WHAT TO WORK ON >>
Out of the lines below, please list those that hold the string "alignment".

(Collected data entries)
§

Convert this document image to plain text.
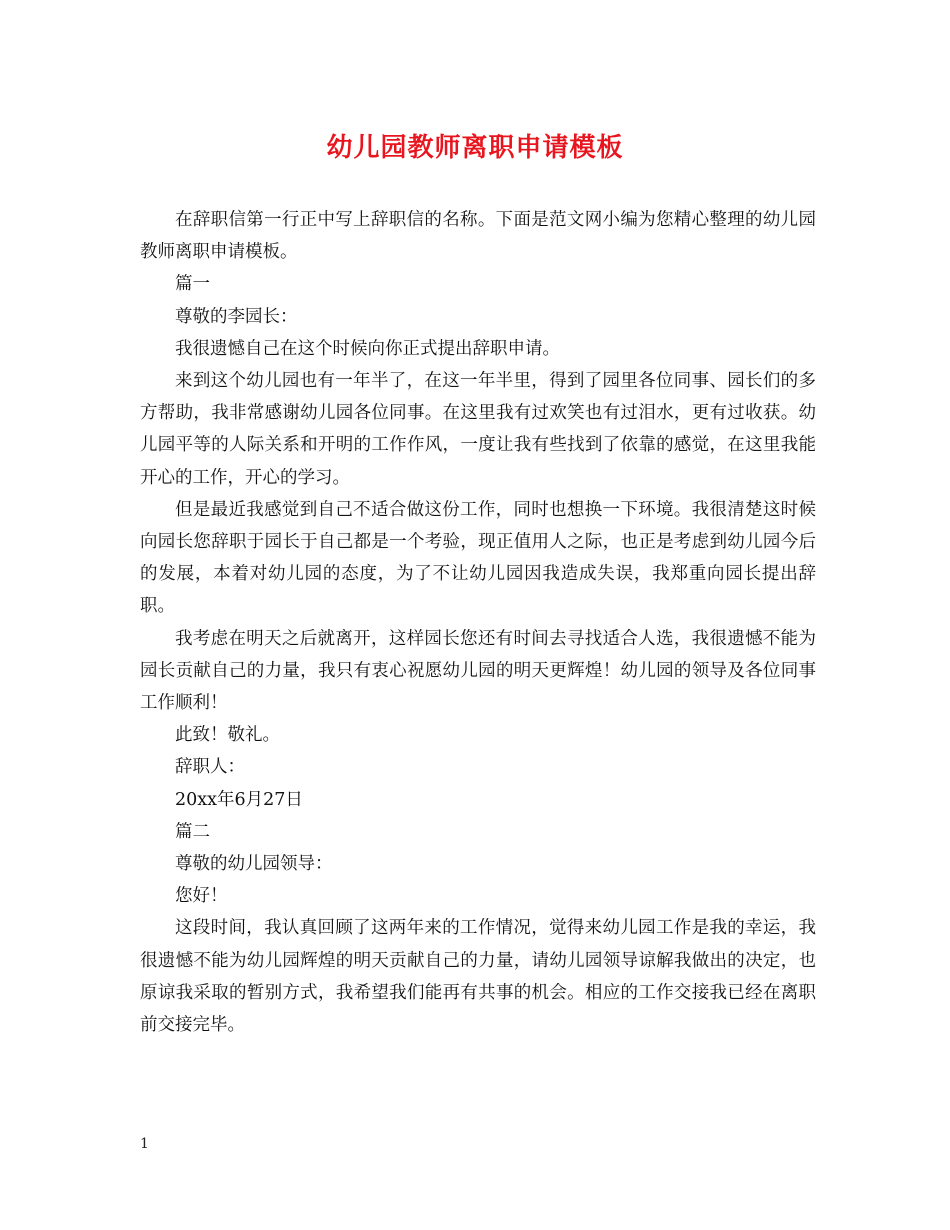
幼儿园教师离职申请模板

在辞职信第一行正中写上辞职信的名称。下面是范文网小编为您精心整理的幼儿园教师离职申请模板。

篇一

尊敬的李园长：

我很遗憾自己在这个时候向你正式提出辞职申请。

来到这个幼儿园也有一年半了，在这一年半里，得到了园里各位同事、园长们的多方帮助，我非常感谢幼儿园各位同事。在这里我有过欢笑也有过泪水，更有过收获。幼儿园平等的人际关系和开明的工作作风，一度让我有些找到了依靠的感觉，在这里我能开心的工作，开心的学习。

但是最近我感觉到自己不适合做这份工作，同时也想换一下环境。我很清楚这时候向园长您辞职于园长于自己都是一个考验，现正值用人之际，也正是考虑到幼儿园今后的发展，本着对幼儿园的态度，为了不让幼儿园因我造成失误，我郑重向园长提出辞职。

我考虑在明天之后就离开，这样园长您还有时间去寻找适合人选，我很遗憾不能为园长贡献自己的力量，我只有衷心祝愿幼儿园的明天更辉煌！幼儿园的领导及各位同事工作顺利！

此致！敬礼。

辞职人：

20xx年6月27日

篇二

尊敬的幼儿园领导：

您好！

这段时间，我认真回顾了这两年来的工作情况，觉得来幼儿园工作是我的幸运，我很遗憾不能为幼儿园辉煌的明天贡献自己的力量，请幼儿园领导谅解我做出的决定，也原谅我采取的暂别方式，我希望我们能再有共事的机会。相应的工作交接我已经在离职前交接完毕。

1
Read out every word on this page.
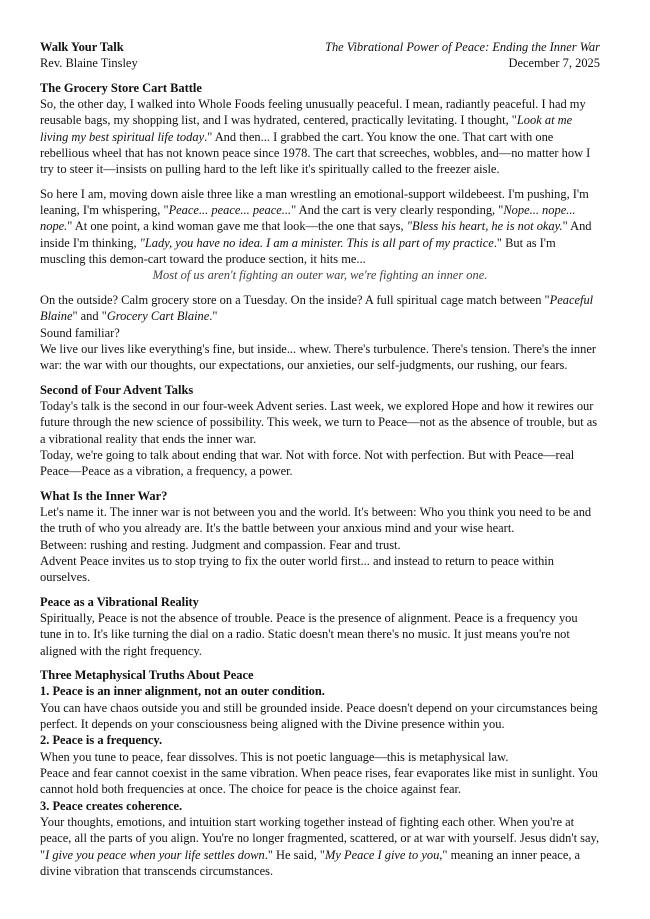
Walk Your Talk	The Vibrational Power of Peace: Ending the Inner War
Rev. Blaine Tinsley	December 7, 2025
The Grocery Store Cart Battle

So, the other day, I walked into Whole Foods feeling unusually peaceful. I mean, radiantly peaceful. I had my reusable bags, my shopping list, and I was hydrated, centered, practically levitating. I thought, "Look at me living my best spiritual life today." And then... I grabbed the cart. You know the one. That cart with one rebellious wheel that has not known peace since 1978. The cart that screeches, wobbles, and—no matter how I try to steer it—insists on pulling hard to the left like it's spiritually called to the freezer aisle.

So here I am, moving down aisle three like a man wrestling an emotional-support wildebeest. I'm pushing, I'm leaning, I'm whispering, "Peace... peace... peace..." And the cart is very clearly responding, "Nope... nope... nope." At one point, a kind woman gave me that look—the one that says, "Bless his heart, he is not okay." And inside I'm thinking, "Lady, you have no idea. I am a minister. This is all part of my practice." But as I'm muscling this demon-cart toward the produce section, it hits me...

Most of us aren't fighting an outer war, we're fighting an inner one.

On the outside? Calm grocery store on a Tuesday. On the inside? A full spiritual cage match between "Peaceful Blaine" and "Grocery Cart Blaine."

Sound familiar?

We live our lives like everything's fine, but inside... whew. There's turbulence. There's tension. There's the inner war: the war with our thoughts, our expectations, our anxieties, our self-judgments, our rushing, our fears.

Second of Four Advent Talks

Today's talk is the second in our four-week Advent series. Last week, we explored Hope and how it rewires our future through the new science of possibility. This week, we turn to Peace—not as the absence of trouble, but as a vibrational reality that ends the inner war.

Today, we're going to talk about ending that war. Not with force. Not with perfection. But with Peace—real Peace—Peace as a vibration, a frequency, a power.

What Is the Inner War?

Let's name it. The inner war is not between you and the world. It's between: Who you think you need to be and the truth of who you already are. It's the battle between your anxious mind and your wise heart.

Between: rushing and resting. Judgment and compassion. Fear and trust.

Advent Peace invites us to stop trying to fix the outer world first... and instead to return to peace within ourselves.

Peace as a Vibrational Reality

Spiritually, Peace is not the absence of trouble. Peace is the presence of alignment. Peace is a frequency you tune in to. It's like turning the dial on a radio. Static doesn't mean there's no music. It just means you're not aligned with the right frequency.

Three Metaphysical Truths About Peace
1. Peace is an inner alignment, not an outer condition.

You can have chaos outside you and still be grounded inside. Peace doesn't depend on your circumstances being perfect. It depends on your consciousness being aligned with the Divine presence within you.

2. Peace is a frequency.

When you tune to peace, fear dissolves. This is not poetic language—this is metaphysical law.

Peace and fear cannot coexist in the same vibration. When peace rises, fear evaporates like mist in sunlight. You cannot hold both frequencies at once. The choice for peace is the choice against fear.

3. Peace creates coherence.

Your thoughts, emotions, and intuition start working together instead of fighting each other. When you're at peace, all the parts of you align. You're no longer fragmented, scattered, or at war with yourself. Jesus didn't say, "I give you peace when your life settles down." He said, "My Peace I give to you," meaning an inner peace, a divine vibration that transcends circumstances.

§

SOLUTION FOR THIS TASK >>
Spiritually, Peace is not the absence of trouble. Peace is the presence of alignment. Peace is a frequency you tune in to. It's like turning the dial on a radio. Static doesn't mean there's no music. It just means you're not aligned with the right frequency.
1. Peace is an inner alignment, not an outer condition.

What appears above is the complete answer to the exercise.